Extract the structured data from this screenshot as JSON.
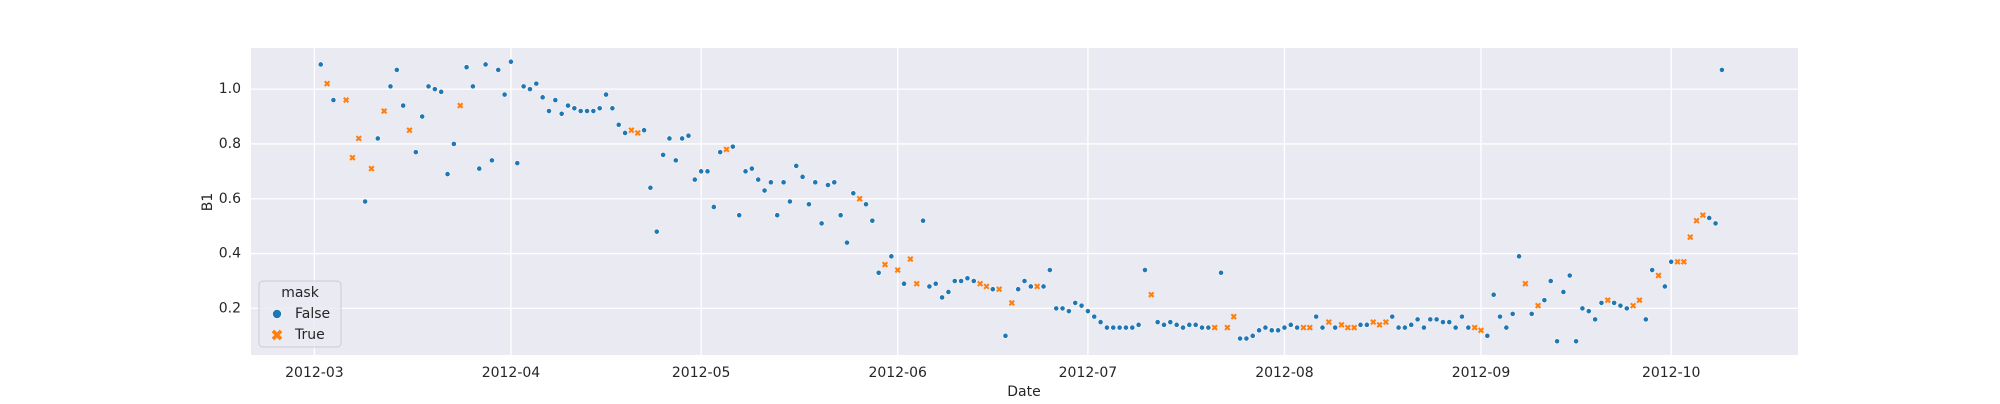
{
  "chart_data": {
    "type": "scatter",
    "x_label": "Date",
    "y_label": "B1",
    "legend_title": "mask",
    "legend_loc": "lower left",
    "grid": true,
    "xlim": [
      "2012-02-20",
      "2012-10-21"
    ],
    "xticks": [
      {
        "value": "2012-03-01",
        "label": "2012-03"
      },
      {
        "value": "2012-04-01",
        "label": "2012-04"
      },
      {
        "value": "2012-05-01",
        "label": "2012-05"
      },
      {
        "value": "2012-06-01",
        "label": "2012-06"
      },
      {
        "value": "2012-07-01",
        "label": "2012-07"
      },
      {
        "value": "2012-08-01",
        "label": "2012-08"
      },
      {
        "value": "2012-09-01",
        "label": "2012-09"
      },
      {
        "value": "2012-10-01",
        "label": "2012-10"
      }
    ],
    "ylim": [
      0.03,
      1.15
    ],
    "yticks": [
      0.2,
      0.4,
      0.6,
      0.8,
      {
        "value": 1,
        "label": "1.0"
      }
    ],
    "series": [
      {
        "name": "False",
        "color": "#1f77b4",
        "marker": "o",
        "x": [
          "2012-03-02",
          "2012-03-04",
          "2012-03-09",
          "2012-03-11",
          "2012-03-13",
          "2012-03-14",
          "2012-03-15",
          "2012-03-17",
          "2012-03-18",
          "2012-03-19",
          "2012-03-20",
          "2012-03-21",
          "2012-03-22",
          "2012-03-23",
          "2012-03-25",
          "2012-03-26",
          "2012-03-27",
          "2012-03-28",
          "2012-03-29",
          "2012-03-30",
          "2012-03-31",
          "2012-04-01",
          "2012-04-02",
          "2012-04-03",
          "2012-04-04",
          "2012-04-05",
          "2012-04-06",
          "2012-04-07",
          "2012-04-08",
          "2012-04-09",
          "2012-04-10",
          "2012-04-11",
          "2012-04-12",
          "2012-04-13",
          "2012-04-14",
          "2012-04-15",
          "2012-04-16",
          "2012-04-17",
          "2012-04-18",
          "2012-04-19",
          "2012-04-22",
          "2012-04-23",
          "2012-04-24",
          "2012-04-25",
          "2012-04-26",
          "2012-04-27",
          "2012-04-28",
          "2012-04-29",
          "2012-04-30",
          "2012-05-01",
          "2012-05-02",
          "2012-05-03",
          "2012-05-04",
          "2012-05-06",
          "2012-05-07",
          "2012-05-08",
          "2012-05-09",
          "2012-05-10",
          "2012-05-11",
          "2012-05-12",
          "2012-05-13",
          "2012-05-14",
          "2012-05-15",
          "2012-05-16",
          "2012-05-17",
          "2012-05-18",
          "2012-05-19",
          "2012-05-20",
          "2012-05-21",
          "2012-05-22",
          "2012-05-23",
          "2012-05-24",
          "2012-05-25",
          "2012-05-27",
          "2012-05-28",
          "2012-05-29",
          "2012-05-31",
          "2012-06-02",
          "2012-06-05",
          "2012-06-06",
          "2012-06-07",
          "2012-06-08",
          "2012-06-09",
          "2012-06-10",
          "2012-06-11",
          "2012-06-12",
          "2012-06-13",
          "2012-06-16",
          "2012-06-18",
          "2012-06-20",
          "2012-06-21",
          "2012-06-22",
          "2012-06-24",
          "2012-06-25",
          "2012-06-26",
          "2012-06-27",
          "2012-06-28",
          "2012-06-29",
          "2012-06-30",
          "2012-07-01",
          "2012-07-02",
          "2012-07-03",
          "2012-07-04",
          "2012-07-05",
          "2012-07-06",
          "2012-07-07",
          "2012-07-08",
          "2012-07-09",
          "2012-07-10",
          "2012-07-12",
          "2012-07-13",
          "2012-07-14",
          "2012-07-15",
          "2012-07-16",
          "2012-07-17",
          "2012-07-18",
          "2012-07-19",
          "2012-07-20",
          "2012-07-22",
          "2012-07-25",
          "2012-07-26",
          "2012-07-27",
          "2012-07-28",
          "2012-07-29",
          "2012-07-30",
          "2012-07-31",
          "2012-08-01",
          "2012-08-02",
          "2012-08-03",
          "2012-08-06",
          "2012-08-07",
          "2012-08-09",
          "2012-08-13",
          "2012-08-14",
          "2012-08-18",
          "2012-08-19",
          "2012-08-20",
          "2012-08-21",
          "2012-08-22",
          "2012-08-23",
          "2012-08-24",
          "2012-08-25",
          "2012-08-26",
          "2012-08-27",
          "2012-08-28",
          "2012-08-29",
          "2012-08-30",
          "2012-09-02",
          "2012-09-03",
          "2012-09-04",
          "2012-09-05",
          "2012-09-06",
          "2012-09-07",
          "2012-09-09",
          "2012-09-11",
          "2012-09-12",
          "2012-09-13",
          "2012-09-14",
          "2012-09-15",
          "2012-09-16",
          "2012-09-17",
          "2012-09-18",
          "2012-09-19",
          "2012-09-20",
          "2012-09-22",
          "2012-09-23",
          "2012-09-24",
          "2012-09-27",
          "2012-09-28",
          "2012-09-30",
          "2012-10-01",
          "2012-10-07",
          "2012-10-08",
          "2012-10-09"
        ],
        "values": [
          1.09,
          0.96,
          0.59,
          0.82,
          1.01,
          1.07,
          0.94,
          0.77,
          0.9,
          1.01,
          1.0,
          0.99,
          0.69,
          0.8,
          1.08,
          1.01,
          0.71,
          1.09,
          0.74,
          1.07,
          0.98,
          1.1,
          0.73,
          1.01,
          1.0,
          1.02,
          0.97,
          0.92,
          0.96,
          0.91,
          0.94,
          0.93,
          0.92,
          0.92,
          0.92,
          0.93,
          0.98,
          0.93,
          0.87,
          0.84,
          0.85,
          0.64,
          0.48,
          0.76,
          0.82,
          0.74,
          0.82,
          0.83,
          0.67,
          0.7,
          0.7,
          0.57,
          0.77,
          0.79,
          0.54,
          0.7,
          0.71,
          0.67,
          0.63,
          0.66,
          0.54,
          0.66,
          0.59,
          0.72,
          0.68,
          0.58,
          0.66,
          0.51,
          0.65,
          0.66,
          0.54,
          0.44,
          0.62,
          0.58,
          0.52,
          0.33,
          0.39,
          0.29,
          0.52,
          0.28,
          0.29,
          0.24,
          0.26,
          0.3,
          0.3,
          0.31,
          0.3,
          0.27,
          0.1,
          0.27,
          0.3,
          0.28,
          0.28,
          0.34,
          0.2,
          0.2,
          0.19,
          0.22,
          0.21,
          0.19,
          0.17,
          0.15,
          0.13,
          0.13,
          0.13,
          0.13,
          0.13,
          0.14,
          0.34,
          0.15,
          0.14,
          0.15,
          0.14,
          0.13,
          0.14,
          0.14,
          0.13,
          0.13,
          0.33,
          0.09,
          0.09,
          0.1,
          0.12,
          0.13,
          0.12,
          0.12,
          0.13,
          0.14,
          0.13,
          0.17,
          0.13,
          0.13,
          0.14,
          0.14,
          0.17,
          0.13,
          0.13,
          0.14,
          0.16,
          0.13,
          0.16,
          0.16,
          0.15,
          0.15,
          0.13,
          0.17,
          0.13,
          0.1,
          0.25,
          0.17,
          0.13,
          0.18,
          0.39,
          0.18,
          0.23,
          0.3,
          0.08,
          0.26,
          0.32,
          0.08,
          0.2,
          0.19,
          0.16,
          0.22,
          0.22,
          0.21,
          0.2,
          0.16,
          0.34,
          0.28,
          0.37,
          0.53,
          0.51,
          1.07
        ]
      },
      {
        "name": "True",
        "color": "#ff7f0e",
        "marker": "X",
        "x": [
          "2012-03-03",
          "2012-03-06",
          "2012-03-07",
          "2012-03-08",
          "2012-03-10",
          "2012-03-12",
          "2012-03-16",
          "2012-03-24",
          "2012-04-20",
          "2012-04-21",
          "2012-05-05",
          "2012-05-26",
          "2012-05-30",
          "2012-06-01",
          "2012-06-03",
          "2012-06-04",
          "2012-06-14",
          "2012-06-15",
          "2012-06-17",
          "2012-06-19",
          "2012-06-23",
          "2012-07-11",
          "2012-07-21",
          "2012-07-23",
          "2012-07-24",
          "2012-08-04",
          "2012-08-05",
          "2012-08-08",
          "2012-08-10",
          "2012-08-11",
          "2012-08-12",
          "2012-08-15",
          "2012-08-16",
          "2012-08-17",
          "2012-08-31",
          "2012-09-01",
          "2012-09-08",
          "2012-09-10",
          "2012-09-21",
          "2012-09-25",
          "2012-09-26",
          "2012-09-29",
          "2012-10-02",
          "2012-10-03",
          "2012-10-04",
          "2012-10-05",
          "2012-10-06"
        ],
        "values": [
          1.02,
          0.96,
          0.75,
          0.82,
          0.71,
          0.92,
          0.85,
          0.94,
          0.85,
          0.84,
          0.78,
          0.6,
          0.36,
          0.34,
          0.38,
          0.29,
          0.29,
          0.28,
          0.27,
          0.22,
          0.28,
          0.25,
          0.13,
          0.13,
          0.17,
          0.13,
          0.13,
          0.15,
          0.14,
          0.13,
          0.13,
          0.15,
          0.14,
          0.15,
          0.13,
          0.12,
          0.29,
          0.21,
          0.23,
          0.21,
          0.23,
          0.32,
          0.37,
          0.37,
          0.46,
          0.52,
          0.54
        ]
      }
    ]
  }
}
* * *
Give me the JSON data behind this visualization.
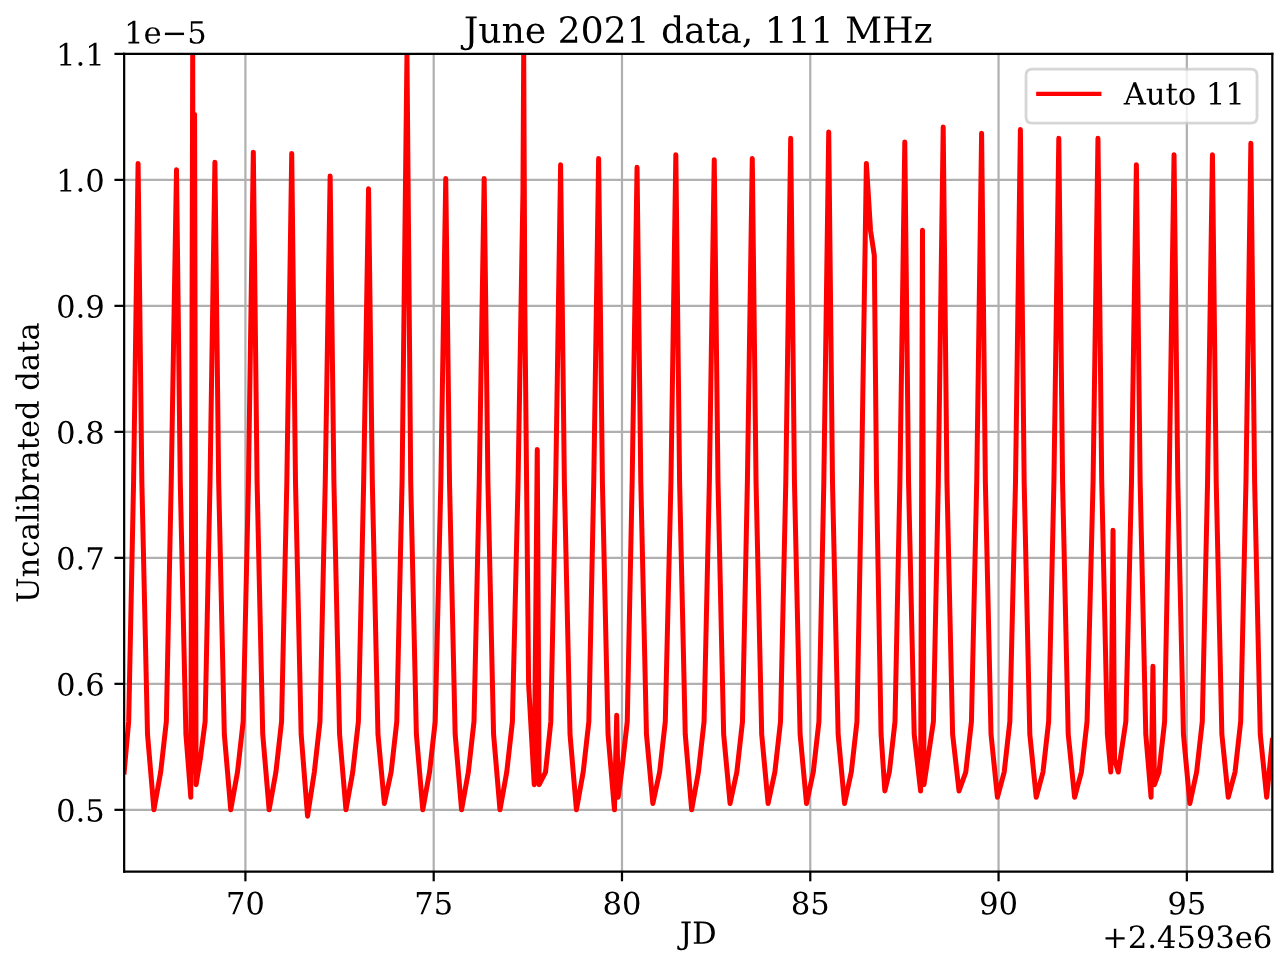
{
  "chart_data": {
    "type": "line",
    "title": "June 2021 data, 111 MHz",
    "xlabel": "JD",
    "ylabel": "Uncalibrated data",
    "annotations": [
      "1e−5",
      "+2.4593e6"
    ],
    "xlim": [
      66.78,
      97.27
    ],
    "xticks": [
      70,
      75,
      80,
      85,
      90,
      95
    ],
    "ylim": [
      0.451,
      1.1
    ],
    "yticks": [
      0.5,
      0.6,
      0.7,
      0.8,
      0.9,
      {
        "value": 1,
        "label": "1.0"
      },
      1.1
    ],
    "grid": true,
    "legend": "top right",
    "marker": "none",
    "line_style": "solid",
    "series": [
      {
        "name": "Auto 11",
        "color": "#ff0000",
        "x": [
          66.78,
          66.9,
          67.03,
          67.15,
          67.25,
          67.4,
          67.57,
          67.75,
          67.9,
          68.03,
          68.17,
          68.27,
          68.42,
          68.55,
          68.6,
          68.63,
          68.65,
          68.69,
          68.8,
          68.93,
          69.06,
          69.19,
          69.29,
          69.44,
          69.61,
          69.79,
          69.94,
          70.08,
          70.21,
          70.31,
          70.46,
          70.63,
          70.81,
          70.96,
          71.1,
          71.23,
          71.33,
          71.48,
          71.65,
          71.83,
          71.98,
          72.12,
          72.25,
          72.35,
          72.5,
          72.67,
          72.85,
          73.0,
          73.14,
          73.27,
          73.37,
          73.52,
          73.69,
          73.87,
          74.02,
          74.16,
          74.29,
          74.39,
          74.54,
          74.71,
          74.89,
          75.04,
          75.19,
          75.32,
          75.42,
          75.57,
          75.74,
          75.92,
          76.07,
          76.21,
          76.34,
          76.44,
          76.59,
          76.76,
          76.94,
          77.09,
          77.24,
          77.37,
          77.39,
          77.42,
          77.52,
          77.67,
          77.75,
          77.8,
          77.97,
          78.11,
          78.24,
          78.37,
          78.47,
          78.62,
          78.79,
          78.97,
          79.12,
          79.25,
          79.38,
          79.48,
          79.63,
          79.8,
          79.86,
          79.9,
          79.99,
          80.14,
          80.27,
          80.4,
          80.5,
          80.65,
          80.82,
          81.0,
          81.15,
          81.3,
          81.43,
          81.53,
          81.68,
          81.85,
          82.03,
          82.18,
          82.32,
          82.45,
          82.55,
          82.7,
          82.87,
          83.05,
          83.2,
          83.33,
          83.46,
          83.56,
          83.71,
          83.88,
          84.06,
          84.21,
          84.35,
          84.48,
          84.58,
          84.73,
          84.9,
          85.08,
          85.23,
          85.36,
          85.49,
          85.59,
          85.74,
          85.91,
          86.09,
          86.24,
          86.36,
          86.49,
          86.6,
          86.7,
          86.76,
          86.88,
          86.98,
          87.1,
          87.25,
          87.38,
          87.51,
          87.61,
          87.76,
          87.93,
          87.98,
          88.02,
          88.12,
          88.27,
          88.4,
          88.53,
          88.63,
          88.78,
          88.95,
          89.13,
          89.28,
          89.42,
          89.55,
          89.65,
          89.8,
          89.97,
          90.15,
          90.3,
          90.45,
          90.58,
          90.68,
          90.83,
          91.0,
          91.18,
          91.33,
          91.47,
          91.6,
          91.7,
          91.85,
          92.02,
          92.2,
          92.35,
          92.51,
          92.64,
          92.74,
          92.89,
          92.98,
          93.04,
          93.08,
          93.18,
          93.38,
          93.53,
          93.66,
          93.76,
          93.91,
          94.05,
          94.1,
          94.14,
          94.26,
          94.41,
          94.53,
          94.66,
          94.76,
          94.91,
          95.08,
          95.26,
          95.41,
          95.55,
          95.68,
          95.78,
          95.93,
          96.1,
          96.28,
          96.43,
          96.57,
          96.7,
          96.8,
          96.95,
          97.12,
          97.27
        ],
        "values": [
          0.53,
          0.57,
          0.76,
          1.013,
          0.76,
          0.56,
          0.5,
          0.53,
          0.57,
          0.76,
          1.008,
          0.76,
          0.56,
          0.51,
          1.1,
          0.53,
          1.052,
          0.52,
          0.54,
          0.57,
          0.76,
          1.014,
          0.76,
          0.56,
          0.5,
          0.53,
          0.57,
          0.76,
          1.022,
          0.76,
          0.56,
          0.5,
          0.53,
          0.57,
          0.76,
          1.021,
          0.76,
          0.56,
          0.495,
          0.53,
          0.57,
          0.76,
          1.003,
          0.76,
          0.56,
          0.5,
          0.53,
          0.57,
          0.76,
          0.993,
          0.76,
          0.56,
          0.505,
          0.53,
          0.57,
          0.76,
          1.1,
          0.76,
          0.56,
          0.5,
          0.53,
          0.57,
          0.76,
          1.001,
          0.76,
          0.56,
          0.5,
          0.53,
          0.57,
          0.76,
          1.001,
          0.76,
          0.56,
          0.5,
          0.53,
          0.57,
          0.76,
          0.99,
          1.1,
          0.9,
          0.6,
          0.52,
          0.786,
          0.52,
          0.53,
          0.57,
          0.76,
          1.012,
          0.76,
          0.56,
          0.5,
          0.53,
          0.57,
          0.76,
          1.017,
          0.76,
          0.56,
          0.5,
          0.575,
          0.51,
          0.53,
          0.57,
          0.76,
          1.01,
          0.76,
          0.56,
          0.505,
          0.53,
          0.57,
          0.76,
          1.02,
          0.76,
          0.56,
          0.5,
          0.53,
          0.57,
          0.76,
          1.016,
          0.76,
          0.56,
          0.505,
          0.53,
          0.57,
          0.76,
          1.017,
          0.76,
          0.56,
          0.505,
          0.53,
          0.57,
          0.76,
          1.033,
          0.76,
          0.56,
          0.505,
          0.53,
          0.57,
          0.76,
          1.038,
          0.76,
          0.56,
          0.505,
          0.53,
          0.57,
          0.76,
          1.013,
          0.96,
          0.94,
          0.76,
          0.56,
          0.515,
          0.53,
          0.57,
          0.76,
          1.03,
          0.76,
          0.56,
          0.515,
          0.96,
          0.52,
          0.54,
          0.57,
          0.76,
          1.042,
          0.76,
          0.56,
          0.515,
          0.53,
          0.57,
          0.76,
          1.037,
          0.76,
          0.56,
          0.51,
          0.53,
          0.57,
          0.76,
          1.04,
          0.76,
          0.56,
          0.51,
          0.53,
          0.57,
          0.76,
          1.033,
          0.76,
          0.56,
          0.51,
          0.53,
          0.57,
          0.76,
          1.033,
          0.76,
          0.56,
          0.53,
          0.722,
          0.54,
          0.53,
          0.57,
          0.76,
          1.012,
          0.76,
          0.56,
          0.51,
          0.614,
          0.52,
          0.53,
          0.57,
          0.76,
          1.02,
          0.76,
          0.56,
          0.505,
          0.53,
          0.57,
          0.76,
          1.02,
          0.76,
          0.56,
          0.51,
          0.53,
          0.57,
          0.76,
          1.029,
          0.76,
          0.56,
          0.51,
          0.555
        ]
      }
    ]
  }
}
---
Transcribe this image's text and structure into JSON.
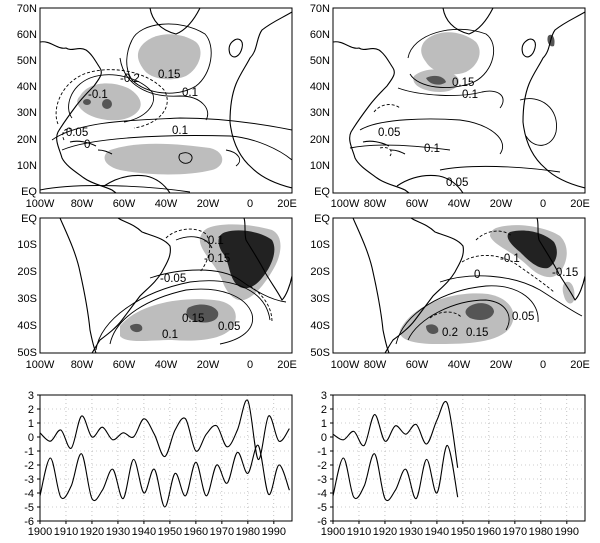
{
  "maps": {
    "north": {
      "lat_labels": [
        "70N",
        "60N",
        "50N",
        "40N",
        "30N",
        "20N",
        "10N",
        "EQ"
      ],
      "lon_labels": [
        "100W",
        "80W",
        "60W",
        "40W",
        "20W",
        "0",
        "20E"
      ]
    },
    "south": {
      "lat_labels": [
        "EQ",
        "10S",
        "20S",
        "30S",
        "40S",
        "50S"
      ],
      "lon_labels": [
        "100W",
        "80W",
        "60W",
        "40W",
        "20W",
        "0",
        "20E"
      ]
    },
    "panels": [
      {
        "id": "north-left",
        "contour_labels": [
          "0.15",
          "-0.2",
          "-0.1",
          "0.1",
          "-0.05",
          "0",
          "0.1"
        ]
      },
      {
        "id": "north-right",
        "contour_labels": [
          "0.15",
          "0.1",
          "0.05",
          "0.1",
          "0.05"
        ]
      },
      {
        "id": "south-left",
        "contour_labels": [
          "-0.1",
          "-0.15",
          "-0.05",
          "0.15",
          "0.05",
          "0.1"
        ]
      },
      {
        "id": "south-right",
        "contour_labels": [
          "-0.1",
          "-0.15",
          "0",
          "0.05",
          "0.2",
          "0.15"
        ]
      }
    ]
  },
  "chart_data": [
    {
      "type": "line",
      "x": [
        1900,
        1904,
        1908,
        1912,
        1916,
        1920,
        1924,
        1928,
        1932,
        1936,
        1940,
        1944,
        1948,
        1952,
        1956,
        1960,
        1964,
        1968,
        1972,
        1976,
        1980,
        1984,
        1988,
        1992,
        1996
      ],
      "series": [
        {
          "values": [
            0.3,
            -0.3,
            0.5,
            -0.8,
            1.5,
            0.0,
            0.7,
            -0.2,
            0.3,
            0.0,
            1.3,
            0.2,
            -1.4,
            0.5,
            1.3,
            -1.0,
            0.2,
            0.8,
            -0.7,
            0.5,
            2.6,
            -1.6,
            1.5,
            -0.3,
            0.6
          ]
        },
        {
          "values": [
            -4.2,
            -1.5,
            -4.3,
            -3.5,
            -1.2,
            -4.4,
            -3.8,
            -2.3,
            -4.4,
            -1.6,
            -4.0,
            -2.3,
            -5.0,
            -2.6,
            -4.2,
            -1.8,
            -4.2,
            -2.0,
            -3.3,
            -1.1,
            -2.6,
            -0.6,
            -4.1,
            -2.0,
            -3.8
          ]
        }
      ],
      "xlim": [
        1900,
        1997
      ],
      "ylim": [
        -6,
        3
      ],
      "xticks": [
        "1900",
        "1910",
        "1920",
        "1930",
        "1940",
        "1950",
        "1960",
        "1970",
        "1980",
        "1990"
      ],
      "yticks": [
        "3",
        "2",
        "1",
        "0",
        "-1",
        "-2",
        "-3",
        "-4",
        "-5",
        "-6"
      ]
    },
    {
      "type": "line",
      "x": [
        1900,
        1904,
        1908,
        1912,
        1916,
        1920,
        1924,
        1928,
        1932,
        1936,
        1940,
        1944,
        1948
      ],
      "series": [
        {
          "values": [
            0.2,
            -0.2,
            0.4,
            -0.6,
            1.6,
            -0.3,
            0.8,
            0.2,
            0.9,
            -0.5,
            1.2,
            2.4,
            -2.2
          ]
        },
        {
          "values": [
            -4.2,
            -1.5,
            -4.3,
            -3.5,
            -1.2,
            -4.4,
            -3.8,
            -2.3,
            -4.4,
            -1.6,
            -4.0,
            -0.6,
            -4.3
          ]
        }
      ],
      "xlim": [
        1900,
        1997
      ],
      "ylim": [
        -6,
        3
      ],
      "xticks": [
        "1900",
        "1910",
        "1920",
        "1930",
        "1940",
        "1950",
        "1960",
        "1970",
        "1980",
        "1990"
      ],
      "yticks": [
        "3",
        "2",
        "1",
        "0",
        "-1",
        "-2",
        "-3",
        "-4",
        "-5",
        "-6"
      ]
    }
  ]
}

▸ DIRECTIONS
Pull every line containing "this" from the material above.

▸ TASK ANSWER
Extract the structured data from this screenshot as JSON.
Give me the JSON data behind this visualization.
Transcribe this image's text and structure into JSON.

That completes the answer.